* [Given problem]:
Extract all of the entries and give them again, word for word.
[Begin]
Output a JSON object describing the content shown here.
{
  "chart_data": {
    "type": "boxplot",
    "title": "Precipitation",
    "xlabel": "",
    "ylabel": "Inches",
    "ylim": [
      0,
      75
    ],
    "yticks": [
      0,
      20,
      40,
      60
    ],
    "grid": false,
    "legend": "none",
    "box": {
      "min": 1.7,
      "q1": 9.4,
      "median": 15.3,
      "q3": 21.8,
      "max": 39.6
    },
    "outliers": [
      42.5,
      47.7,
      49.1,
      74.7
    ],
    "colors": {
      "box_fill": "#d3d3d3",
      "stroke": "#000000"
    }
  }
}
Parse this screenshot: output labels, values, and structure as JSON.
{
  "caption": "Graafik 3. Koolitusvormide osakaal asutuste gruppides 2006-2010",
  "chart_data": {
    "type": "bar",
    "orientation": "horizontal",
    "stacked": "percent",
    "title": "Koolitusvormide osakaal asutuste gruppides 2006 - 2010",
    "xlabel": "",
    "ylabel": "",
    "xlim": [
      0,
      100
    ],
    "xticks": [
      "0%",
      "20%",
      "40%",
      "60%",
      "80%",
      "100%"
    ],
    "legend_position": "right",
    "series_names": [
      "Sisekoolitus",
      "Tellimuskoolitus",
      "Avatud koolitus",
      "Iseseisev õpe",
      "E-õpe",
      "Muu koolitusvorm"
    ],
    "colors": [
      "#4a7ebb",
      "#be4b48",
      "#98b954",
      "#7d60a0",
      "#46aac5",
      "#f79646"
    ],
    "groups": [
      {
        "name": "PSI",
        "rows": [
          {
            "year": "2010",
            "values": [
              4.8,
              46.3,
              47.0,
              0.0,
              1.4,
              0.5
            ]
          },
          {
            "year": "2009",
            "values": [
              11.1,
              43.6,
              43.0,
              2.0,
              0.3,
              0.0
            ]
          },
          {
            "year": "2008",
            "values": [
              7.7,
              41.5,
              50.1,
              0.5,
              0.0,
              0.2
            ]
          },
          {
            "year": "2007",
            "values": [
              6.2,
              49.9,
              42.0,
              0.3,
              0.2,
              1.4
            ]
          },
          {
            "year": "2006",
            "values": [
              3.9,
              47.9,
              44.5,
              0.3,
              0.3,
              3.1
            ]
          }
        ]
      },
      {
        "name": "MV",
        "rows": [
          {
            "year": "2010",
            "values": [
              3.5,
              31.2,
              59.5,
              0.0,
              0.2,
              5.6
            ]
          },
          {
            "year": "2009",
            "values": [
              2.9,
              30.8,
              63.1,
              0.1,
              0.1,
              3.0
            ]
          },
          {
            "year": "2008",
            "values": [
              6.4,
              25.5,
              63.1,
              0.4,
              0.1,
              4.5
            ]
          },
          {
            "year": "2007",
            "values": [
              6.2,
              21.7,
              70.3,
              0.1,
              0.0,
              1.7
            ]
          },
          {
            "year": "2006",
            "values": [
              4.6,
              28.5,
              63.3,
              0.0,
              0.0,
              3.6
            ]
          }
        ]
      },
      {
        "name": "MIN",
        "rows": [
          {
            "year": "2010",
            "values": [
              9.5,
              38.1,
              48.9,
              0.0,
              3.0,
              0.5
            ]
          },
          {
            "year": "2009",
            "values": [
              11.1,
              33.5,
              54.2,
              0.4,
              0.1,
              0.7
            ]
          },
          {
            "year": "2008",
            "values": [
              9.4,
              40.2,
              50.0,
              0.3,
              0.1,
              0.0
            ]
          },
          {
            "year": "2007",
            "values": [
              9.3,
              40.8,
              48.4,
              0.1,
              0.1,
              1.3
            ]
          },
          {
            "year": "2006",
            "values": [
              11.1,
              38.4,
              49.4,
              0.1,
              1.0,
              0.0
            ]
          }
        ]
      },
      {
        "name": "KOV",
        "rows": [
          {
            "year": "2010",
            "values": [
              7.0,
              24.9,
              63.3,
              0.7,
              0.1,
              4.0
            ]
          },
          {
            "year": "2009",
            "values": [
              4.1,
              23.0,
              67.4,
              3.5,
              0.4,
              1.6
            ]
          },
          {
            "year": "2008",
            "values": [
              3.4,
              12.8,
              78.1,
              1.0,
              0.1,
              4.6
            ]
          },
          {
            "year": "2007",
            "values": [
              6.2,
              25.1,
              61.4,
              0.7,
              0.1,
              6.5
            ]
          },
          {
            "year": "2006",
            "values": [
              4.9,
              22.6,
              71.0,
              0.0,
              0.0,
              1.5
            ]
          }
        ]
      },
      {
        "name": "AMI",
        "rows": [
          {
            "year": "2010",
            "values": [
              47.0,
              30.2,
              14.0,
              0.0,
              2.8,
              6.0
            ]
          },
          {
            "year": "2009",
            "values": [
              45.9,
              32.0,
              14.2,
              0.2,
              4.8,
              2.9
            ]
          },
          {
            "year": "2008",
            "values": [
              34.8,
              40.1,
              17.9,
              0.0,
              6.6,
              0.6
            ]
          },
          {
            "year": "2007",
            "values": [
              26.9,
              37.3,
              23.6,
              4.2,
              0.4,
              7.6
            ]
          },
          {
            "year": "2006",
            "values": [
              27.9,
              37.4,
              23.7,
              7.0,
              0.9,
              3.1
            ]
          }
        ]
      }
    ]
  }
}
[End]
* [Output below]:
Output a JSON object describing the content shown here.
{
  "chart_data": {
    "type": "boxplot",
    "title": "Precipitation",
    "xlabel": "",
    "ylabel": "Inches",
    "ylim": [
      0,
      75
    ],
    "yticks": [
      0,
      20,
      40,
      60
    ],
    "grid": false,
    "legend": "none",
    "box": {
      "min": 1.7,
      "q1": 9.4,
      "median": 15.3,
      "q3": 21.8,
      "max": 39.6
    },
    "outliers": [
      42.5,
      47.7,
      49.1,
      74.7
    ],
    "colors": {
      "box_fill": "#d3d3d3",
      "stroke": "#000000"
    }
  }
}
Parse this screenshot: output labels, values, and structure as JSON.
{
  "caption": "Graafik 3. Koolitusvormide osakaal asutuste gruppides 2006-2010",
  "chart_data": {
    "type": "bar",
    "orientation": "horizontal",
    "stacked": "percent",
    "title": "Koolitusvormide osakaal asutuste gruppides 2006 - 2010",
    "xlabel": "",
    "ylabel": "",
    "xlim": [
      0,
      100
    ],
    "xticks": [
      "0%",
      "20%",
      "40%",
      "60%",
      "80%",
      "100%"
    ],
    "legend_position": "right",
    "series_names": [
      "Sisekoolitus",
      "Tellimuskoolitus",
      "Avatud koolitus",
      "Iseseisev õpe",
      "E-õpe",
      "Muu koolitusvorm"
    ],
    "colors": [
      "#4a7ebb",
      "#be4b48",
      "#98b954",
      "#7d60a0",
      "#46aac5",
      "#f79646"
    ],
    "groups": [
      {
        "name": "PSI",
        "rows": [
          {
            "year": "2010",
            "values": [
              4.8,
              46.3,
              47.0,
              0.0,
              1.4,
              0.5
            ]
          },
          {
            "year": "2009",
            "values": [
              11.1,
              43.6,
              43.0,
              2.0,
              0.3,
              0.0
            ]
          },
          {
            "year": "2008",
            "values": [
              7.7,
              41.5,
              50.1,
              0.5,
              0.0,
              0.2
            ]
          },
          {
            "year": "2007",
            "values": [
              6.2,
              49.9,
              42.0,
              0.3,
              0.2,
              1.4
            ]
          },
          {
            "year": "2006",
            "values": [
              3.9,
              47.9,
              44.5,
              0.3,
              0.3,
              3.1
            ]
          }
        ]
      },
      {
        "name": "MV",
        "rows": [
          {
            "year": "2010",
            "values": [
              3.5,
              31.2,
              59.5,
              0.0,
              0.2,
              5.6
            ]
          },
          {
            "year": "2009",
            "values": [
              2.9,
              30.8,
              63.1,
              0.1,
              0.1,
              3.0
            ]
          },
          {
            "year": "2008",
            "values": [
              6.4,
              25.5,
              63.1,
              0.4,
              0.1,
              4.5
            ]
          },
          {
            "year": "2007",
            "values": [
              6.2,
              21.7,
              70.3,
              0.1,
              0.0,
              1.7
            ]
          },
          {
            "year": "2006",
            "values": [
              4.6,
              28.5,
              63.3,
              0.0,
              0.0,
              3.6
            ]
          }
        ]
      },
      {
        "name": "MIN",
        "rows": [
          {
            "year": "2010",
            "values": [
              9.5,
              38.1,
              48.9,
              0.0,
              3.0,
              0.5
            ]
          },
          {
            "year": "2009",
            "values": [
              11.1,
              33.5,
              54.2,
              0.4,
              0.1,
              0.7
            ]
          },
          {
            "year": "2008",
            "values": [
              9.4,
              40.2,
              50.0,
              0.3,
              0.1,
              0.0
            ]
          },
          {
            "year": "2007",
            "values": [
              9.3,
              40.8,
              48.4,
              0.1,
              0.1,
              1.3
            ]
          },
          {
            "year": "2006",
            "values": [
              11.1,
              38.4,
              49.4,
              0.1,
              1.0,
              0.0
            ]
          }
        ]
      },
      {
        "name": "KOV",
        "rows": [
          {
            "year": "2010",
            "values": [
              7.0,
              24.9,
              63.3,
              0.7,
              0.1,
              4.0
            ]
          },
          {
            "year": "2009",
            "values": [
              4.1,
              23.0,
              67.4,
              3.5,
              0.4,
              1.6
            ]
          },
          {
            "year": "2008",
            "values": [
              3.4,
              12.8,
              78.1,
              1.0,
              0.1,
              4.6
            ]
          },
          {
            "year": "2007",
            "values": [
              6.2,
              25.1,
              61.4,
              0.7,
              0.1,
              6.5
            ]
          },
          {
            "year": "2006",
            "values": [
              4.9,
              22.6,
              71.0,
              0.0,
              0.0,
              1.5
            ]
          }
        ]
      },
      {
        "name": "AMI",
        "rows": [
          {
            "year": "2010",
            "values": [
              47.0,
              30.2,
              14.0,
              0.0,
              2.8,
              6.0
            ]
          },
          {
            "year": "2009",
            "values": [
              45.9,
              32.0,
              14.2,
              0.2,
              4.8,
              2.9
            ]
          },
          {
            "year": "2008",
            "values": [
              34.8,
              40.1,
              17.9,
              0.0,
              6.6,
              0.6
            ]
          },
          {
            "year": "2007",
            "values": [
              26.9,
              37.3,
              23.6,
              4.2,
              0.4,
              7.6
            ]
          },
          {
            "year": "2006",
            "values": [
              27.9,
              37.4,
              23.7,
              7.0,
              0.9,
              3.1
            ]
          }
        ]
      }
    ]
  }
}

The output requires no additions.